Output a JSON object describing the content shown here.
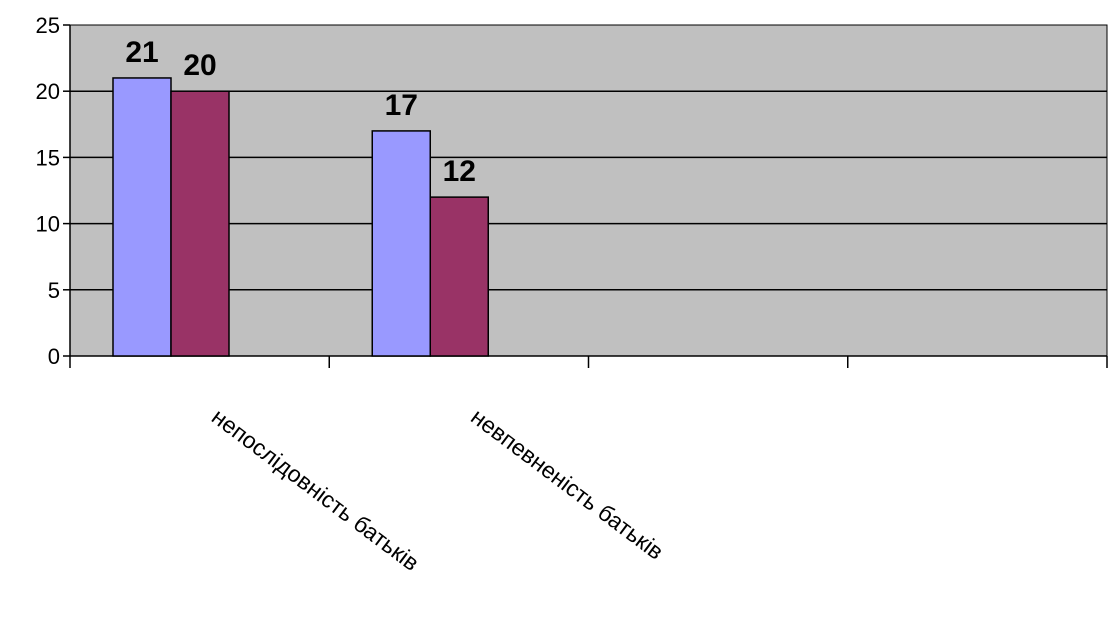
{
  "chart_data": {
    "type": "bar",
    "categories": [
      "непослідовність батьків",
      "невпевненість батьків",
      "",
      ""
    ],
    "series": [
      {
        "values": [
          21,
          17,
          null,
          null
        ],
        "color": "#9999FF"
      },
      {
        "values": [
          20,
          12,
          null,
          null
        ],
        "color": "#993366"
      }
    ],
    "data_labels": [
      [
        "21",
        "17"
      ],
      [
        "20",
        "12"
      ]
    ],
    "yticks": [
      "0",
      "5",
      "10",
      "15",
      "20",
      "25"
    ],
    "ylim": [
      0,
      25
    ],
    "grid": true,
    "plot_background": "#C0C0C0",
    "legend": "none"
  }
}
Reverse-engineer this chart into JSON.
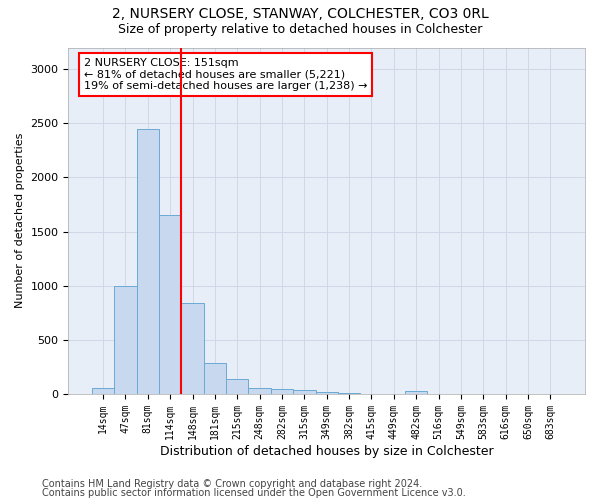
{
  "title": "2, NURSERY CLOSE, STANWAY, COLCHESTER, CO3 0RL",
  "subtitle": "Size of property relative to detached houses in Colchester",
  "xlabel": "Distribution of detached houses by size in Colchester",
  "ylabel": "Number of detached properties",
  "categories": [
    "14sqm",
    "47sqm",
    "81sqm",
    "114sqm",
    "148sqm",
    "181sqm",
    "215sqm",
    "248sqm",
    "282sqm",
    "315sqm",
    "349sqm",
    "382sqm",
    "415sqm",
    "449sqm",
    "482sqm",
    "516sqm",
    "549sqm",
    "583sqm",
    "616sqm",
    "650sqm",
    "683sqm"
  ],
  "values": [
    55,
    1000,
    2450,
    1650,
    840,
    290,
    140,
    55,
    50,
    40,
    20,
    10,
    0,
    0,
    30,
    0,
    0,
    0,
    0,
    0,
    0
  ],
  "bar_color": "#c8d8ee",
  "bar_edge_color": "#6aaad4",
  "vline_color": "red",
  "vline_position": 3.5,
  "annotation_text": "2 NURSERY CLOSE: 151sqm\n← 81% of detached houses are smaller (5,221)\n19% of semi-detached houses are larger (1,238) →",
  "annotation_box_color": "red",
  "ylim": [
    0,
    3200
  ],
  "yticks": [
    0,
    500,
    1000,
    1500,
    2000,
    2500,
    3000
  ],
  "grid_color": "#d0d8e8",
  "background_color": "#e8eef8",
  "footer1": "Contains HM Land Registry data © Crown copyright and database right 2024.",
  "footer2": "Contains public sector information licensed under the Open Government Licence v3.0.",
  "title_fontsize": 10,
  "subtitle_fontsize": 9,
  "ylabel_fontsize": 8,
  "xlabel_fontsize": 9,
  "tick_fontsize": 7,
  "ytick_fontsize": 8,
  "footer_fontsize": 7,
  "annot_fontsize": 8
}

----------------

:: Problem requirements ::
Replicate the material above verbatim; images stay out of the copy.

:: Complete output ::
Output a JSON object describing the content shown here.
{
  "chart_data": {
    "type": "bar",
    "categories": [
      "непослідовність батьків",
      "невпевненість батьків",
      "",
      ""
    ],
    "series": [
      {
        "values": [
          21,
          17,
          null,
          null
        ],
        "color": "#9999FF"
      },
      {
        "values": [
          20,
          12,
          null,
          null
        ],
        "color": "#993366"
      }
    ],
    "data_labels": [
      [
        "21",
        "17"
      ],
      [
        "20",
        "12"
      ]
    ],
    "yticks": [
      "0",
      "5",
      "10",
      "15",
      "20",
      "25"
    ],
    "ylim": [
      0,
      25
    ],
    "grid": true,
    "plot_background": "#C0C0C0",
    "legend": "none"
  }
}
Reverse-engineer this chart into JSON.
{
  "title": "2, NURSERY CLOSE, STANWAY, COLCHESTER, CO3 0RL",
  "subtitle": "Size of property relative to detached houses in Colchester",
  "xlabel": "Distribution of detached houses by size in Colchester",
  "ylabel": "Number of detached properties",
  "categories": [
    "14sqm",
    "47sqm",
    "81sqm",
    "114sqm",
    "148sqm",
    "181sqm",
    "215sqm",
    "248sqm",
    "282sqm",
    "315sqm",
    "349sqm",
    "382sqm",
    "415sqm",
    "449sqm",
    "482sqm",
    "516sqm",
    "549sqm",
    "583sqm",
    "616sqm",
    "650sqm",
    "683sqm"
  ],
  "values": [
    55,
    1000,
    2450,
    1650,
    840,
    290,
    140,
    55,
    50,
    40,
    20,
    10,
    0,
    0,
    30,
    0,
    0,
    0,
    0,
    0,
    0
  ],
  "bar_color": "#c8d8ee",
  "bar_edge_color": "#6aaad4",
  "vline_color": "red",
  "vline_position": 3.5,
  "annotation_text": "2 NURSERY CLOSE: 151sqm\n← 81% of detached houses are smaller (5,221)\n19% of semi-detached houses are larger (1,238) →",
  "annotation_box_color": "red",
  "ylim": [
    0,
    3200
  ],
  "yticks": [
    0,
    500,
    1000,
    1500,
    2000,
    2500,
    3000
  ],
  "grid_color": "#d0d8e8",
  "background_color": "#e8eef8",
  "footer1": "Contains HM Land Registry data © Crown copyright and database right 2024.",
  "footer2": "Contains public sector information licensed under the Open Government Licence v3.0.",
  "title_fontsize": 10,
  "subtitle_fontsize": 9,
  "ylabel_fontsize": 8,
  "xlabel_fontsize": 9,
  "tick_fontsize": 7,
  "ytick_fontsize": 8,
  "footer_fontsize": 7,
  "annot_fontsize": 8
}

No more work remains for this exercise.